_Problem to work on_: Copy out all lines in the data below containing the string "Anforderungen".
** begin Records to use **
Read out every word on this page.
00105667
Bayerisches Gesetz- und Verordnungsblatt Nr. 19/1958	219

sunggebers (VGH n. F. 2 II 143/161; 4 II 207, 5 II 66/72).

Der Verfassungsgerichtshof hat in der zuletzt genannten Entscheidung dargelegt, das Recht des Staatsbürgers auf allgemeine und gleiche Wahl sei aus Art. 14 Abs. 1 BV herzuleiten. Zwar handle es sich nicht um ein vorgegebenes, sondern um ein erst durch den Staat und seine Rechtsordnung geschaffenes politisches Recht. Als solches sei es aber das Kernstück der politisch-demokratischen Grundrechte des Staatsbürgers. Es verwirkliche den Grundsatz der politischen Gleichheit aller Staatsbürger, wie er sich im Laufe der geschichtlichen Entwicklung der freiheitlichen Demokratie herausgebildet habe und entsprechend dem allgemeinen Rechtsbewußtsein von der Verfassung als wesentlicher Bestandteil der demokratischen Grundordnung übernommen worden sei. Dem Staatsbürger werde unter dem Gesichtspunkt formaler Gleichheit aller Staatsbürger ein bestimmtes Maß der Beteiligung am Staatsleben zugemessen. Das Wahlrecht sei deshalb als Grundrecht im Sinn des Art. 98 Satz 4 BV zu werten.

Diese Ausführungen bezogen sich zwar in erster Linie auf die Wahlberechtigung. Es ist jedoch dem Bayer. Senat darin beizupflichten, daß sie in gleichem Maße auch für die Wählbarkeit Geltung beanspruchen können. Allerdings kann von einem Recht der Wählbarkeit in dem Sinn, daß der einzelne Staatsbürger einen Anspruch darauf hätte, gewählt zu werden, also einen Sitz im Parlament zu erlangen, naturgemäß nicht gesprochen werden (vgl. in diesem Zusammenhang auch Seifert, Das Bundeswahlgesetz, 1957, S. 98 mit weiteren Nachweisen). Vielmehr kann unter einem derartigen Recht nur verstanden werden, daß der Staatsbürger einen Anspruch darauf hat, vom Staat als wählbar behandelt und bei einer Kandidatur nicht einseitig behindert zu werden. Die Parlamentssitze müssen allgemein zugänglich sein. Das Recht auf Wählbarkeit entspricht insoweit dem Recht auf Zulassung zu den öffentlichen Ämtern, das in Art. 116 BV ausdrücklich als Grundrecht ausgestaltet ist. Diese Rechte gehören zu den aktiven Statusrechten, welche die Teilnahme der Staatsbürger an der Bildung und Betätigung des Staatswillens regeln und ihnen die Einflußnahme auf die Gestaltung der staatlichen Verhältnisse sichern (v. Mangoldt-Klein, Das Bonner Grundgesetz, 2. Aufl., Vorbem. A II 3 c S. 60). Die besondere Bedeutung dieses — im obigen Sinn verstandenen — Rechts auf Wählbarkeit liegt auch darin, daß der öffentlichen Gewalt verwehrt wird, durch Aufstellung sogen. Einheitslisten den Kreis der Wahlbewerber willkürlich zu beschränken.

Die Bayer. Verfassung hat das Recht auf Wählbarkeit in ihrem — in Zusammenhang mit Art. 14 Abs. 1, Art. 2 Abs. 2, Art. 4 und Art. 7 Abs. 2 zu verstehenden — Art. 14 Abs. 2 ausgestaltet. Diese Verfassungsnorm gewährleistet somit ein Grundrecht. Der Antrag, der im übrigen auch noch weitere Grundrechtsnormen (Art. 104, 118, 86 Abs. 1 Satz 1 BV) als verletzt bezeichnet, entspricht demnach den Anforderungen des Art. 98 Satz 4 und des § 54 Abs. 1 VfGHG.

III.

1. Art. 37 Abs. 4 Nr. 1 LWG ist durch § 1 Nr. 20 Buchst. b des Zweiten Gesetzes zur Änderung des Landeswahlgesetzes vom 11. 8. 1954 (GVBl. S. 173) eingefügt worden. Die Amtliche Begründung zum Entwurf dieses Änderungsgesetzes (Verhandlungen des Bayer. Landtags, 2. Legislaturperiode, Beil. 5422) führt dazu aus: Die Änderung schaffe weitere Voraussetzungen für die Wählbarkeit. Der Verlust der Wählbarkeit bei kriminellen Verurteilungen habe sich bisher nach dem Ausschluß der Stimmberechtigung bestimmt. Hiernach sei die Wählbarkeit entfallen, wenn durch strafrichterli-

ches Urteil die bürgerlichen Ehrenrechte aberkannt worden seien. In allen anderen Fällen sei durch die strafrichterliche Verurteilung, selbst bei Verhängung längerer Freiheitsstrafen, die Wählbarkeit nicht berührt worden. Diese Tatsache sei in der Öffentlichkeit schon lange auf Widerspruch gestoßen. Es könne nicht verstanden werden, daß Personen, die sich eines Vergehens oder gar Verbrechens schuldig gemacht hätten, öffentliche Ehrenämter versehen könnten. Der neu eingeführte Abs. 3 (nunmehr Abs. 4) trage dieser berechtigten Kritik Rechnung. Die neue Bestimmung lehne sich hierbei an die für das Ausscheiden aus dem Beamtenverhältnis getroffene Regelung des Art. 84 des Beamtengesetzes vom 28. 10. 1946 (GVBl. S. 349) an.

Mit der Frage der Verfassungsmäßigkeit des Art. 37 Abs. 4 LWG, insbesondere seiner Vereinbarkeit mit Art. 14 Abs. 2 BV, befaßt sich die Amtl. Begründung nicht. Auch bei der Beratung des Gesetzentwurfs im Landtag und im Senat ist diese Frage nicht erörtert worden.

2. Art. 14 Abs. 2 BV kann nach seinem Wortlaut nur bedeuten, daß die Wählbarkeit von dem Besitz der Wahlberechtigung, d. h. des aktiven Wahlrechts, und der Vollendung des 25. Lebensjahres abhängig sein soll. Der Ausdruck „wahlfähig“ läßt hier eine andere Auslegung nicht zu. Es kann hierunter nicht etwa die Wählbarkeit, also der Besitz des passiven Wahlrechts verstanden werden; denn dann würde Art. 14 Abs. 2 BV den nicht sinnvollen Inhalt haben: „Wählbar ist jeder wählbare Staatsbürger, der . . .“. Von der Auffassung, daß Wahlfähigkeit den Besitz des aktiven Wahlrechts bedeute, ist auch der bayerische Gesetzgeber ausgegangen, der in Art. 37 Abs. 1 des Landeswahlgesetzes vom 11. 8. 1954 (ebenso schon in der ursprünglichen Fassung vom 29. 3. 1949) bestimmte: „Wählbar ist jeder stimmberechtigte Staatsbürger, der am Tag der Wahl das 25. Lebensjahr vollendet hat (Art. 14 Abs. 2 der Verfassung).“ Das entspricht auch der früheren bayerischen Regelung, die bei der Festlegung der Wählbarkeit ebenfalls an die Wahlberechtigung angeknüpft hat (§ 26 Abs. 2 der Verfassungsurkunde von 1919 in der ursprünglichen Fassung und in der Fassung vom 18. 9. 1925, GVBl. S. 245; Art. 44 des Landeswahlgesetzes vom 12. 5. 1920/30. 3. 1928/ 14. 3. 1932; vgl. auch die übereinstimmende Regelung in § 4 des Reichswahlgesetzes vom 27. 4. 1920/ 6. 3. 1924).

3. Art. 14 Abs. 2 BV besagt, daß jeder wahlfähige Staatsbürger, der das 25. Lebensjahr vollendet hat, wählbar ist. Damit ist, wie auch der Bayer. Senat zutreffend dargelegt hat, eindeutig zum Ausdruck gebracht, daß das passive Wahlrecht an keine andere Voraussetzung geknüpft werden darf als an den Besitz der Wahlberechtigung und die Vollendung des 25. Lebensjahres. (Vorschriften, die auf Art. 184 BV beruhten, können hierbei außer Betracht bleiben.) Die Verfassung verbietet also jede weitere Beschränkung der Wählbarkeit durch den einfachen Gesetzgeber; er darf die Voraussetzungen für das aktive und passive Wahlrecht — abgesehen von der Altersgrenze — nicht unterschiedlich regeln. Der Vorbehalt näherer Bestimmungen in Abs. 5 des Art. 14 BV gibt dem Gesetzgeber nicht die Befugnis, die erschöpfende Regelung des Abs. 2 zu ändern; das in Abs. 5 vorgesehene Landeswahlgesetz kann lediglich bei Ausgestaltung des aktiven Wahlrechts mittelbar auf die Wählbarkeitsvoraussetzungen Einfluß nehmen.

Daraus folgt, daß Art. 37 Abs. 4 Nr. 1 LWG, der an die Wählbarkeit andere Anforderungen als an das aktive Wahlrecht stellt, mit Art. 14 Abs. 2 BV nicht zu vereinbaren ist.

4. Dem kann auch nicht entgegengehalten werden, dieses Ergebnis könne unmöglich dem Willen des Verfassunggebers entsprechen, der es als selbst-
** end Records to use **
_Output of the task_:
Die Bayer. Verfassung hat das Recht auf Wählbarkeit in ihrem — in Zusammenhang mit Art. 14 Abs. 1, Art. 2 Abs. 2, Art. 4 und Art. 7 Abs. 2 zu verstehenden — Art. 14 Abs. 2 ausgestaltet. Diese Verfassungsnorm gewährleistet somit ein Grundrecht. Der Antrag, der im übrigen auch noch weitere Grundrechtsnormen (Art. 104, 118, 86 Abs. 1 Satz 1 BV) als verletzt bezeichnet, entspricht demnach den Anforderungen des Art. 98 Satz 4 und des § 54 Abs. 1 VfGHG.
Daraus folgt, daß Art. 37 Abs. 4 Nr. 1 LWG, der an die Wählbarkeit andere Anforderungen als an das aktive Wahlrecht stellt, mit Art. 14 Abs. 2 BV nicht zu vereinbaren ist.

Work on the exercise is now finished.